Supplied material:

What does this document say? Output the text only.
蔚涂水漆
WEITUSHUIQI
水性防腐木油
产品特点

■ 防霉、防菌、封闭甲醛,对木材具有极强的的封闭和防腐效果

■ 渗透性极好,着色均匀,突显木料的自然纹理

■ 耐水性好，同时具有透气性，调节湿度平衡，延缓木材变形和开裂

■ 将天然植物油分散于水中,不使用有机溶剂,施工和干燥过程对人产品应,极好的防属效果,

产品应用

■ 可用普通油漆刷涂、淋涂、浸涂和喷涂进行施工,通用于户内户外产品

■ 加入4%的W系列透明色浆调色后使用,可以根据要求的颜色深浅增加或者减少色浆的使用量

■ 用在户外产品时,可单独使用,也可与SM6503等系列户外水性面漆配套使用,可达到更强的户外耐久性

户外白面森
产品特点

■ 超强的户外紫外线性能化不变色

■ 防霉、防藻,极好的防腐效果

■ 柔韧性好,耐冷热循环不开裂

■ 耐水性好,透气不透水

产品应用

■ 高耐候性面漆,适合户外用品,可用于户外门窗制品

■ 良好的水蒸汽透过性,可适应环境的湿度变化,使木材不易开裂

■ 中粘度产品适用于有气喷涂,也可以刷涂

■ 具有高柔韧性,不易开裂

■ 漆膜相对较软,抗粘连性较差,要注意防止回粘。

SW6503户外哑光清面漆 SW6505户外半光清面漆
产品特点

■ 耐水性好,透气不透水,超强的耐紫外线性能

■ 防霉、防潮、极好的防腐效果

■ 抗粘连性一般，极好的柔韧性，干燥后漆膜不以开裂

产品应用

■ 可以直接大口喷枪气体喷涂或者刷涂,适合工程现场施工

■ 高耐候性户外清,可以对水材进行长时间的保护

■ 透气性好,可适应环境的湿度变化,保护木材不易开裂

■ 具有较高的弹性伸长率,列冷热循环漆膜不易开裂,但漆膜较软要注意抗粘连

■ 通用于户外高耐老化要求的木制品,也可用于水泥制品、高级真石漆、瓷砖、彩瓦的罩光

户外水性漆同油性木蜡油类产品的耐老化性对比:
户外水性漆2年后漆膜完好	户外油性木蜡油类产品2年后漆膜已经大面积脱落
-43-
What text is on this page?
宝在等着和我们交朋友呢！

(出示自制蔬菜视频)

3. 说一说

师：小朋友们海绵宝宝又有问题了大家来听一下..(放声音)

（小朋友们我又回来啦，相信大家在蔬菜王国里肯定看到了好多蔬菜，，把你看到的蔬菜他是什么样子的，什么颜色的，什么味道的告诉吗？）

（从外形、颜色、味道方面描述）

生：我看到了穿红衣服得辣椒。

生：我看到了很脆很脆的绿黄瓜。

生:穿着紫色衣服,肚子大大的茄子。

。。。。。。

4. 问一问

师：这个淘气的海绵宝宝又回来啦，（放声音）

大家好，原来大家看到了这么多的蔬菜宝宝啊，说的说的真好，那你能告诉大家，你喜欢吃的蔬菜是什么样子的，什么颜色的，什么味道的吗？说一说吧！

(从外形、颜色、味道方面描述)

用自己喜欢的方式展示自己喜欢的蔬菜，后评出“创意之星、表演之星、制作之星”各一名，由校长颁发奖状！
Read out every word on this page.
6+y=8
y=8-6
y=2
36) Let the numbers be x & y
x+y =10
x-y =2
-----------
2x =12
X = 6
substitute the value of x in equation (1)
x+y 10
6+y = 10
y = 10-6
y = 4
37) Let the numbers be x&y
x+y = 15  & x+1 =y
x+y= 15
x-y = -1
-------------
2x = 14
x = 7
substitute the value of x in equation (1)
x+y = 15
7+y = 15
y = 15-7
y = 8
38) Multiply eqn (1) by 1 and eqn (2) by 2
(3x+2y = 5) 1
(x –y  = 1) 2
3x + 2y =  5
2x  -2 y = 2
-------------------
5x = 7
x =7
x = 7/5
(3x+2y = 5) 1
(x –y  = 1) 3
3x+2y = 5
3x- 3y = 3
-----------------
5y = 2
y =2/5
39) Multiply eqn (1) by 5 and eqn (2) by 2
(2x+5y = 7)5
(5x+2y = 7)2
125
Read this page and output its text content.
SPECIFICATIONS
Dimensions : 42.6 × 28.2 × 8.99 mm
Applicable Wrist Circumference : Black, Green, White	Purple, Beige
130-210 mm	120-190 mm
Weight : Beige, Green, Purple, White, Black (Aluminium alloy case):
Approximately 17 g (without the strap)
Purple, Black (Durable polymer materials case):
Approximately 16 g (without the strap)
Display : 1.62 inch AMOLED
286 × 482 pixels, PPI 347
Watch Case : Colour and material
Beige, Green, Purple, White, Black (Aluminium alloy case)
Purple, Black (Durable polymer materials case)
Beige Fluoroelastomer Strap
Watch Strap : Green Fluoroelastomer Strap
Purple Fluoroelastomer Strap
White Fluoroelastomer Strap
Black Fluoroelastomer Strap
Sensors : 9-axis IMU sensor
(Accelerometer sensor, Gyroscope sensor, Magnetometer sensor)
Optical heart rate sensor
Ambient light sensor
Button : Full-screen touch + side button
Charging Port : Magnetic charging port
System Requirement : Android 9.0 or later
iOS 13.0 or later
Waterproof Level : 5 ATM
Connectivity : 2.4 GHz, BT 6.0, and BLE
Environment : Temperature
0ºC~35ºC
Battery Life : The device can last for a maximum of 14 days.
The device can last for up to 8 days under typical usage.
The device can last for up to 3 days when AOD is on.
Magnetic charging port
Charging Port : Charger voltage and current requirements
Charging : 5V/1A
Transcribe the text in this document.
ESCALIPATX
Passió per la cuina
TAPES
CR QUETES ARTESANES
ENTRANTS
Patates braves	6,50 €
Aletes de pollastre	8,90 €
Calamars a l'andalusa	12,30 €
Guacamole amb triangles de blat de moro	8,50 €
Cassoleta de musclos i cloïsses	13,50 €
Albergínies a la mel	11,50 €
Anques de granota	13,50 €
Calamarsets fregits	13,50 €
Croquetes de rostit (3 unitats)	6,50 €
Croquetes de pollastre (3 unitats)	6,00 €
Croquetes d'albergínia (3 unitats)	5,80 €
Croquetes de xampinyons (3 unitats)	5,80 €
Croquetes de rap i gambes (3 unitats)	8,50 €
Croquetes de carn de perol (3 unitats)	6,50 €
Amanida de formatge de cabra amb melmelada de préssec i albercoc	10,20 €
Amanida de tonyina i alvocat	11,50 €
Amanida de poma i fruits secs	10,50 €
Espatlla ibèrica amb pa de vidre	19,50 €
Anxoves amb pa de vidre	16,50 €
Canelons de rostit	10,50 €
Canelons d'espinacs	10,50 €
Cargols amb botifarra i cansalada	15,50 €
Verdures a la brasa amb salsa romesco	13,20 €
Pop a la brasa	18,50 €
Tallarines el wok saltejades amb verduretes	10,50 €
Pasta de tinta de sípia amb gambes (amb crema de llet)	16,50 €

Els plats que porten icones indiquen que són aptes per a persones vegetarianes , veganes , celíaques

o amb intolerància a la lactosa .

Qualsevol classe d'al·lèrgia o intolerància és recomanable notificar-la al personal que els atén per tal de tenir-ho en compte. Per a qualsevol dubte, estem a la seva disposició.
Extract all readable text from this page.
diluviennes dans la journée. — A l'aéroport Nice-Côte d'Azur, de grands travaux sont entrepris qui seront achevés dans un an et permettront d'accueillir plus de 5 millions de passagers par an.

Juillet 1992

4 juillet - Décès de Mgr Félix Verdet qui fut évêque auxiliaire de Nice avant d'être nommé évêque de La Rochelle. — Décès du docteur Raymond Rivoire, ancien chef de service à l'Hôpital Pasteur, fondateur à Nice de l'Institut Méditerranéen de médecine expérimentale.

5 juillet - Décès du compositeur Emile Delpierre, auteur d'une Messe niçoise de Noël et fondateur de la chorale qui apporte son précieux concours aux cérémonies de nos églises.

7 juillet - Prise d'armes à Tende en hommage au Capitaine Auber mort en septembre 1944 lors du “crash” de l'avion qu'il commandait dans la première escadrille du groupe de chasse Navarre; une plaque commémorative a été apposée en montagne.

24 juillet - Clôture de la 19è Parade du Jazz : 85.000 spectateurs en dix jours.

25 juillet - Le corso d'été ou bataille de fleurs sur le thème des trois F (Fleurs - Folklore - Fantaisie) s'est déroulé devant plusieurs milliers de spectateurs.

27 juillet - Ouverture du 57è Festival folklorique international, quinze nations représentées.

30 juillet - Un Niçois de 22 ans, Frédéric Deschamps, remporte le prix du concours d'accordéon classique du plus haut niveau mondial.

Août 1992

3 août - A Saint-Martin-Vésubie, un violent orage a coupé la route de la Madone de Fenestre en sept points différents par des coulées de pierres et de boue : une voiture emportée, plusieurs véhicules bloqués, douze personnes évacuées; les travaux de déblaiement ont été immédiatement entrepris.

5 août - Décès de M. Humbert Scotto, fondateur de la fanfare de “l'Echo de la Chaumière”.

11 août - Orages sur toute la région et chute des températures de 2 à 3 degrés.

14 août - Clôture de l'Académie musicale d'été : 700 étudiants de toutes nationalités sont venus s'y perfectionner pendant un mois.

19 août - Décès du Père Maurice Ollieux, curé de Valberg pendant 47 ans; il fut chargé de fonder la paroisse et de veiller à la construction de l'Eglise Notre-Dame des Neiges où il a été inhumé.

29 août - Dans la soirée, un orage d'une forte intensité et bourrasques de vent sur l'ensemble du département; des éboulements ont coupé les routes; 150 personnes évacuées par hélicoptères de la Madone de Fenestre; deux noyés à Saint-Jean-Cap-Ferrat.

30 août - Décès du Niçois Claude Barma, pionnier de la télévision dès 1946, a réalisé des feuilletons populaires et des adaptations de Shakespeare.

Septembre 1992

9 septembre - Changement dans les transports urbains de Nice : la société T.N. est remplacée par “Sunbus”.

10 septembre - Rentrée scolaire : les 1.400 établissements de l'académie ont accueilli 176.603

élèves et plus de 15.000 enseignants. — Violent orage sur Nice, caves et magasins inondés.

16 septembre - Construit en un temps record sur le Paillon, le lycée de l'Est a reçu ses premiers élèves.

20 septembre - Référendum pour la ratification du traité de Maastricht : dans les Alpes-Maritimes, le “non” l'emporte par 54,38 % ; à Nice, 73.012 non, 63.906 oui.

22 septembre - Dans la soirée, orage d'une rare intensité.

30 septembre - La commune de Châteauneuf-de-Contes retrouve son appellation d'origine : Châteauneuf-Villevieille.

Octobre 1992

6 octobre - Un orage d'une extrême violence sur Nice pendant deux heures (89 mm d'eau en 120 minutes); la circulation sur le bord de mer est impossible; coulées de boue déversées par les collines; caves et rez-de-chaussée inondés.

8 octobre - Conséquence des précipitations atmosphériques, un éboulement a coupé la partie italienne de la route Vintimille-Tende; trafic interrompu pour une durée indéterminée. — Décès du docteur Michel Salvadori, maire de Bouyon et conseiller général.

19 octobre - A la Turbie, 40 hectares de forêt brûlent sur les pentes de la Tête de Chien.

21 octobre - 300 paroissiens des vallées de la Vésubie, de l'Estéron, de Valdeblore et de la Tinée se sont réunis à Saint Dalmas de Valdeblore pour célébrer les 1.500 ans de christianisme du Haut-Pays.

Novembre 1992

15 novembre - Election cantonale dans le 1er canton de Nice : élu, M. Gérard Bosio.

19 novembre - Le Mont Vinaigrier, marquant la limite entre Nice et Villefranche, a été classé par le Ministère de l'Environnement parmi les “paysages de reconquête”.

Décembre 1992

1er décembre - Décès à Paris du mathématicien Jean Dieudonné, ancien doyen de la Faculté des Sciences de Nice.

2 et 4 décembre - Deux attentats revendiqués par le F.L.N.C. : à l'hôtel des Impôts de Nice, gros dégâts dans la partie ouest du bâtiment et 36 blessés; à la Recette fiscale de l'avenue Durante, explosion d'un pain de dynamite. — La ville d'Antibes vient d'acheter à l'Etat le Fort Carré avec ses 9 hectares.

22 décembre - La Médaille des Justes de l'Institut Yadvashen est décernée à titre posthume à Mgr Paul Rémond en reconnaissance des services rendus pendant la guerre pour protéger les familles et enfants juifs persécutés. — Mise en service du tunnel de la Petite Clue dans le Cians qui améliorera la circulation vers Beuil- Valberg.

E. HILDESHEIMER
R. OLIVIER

Goal of the exercise: Copy all lines of the listing above that contain the string "Approximately".

Answer to the task:
Approximately 17 g (without the strap)
Approximately 16 g (without the strap)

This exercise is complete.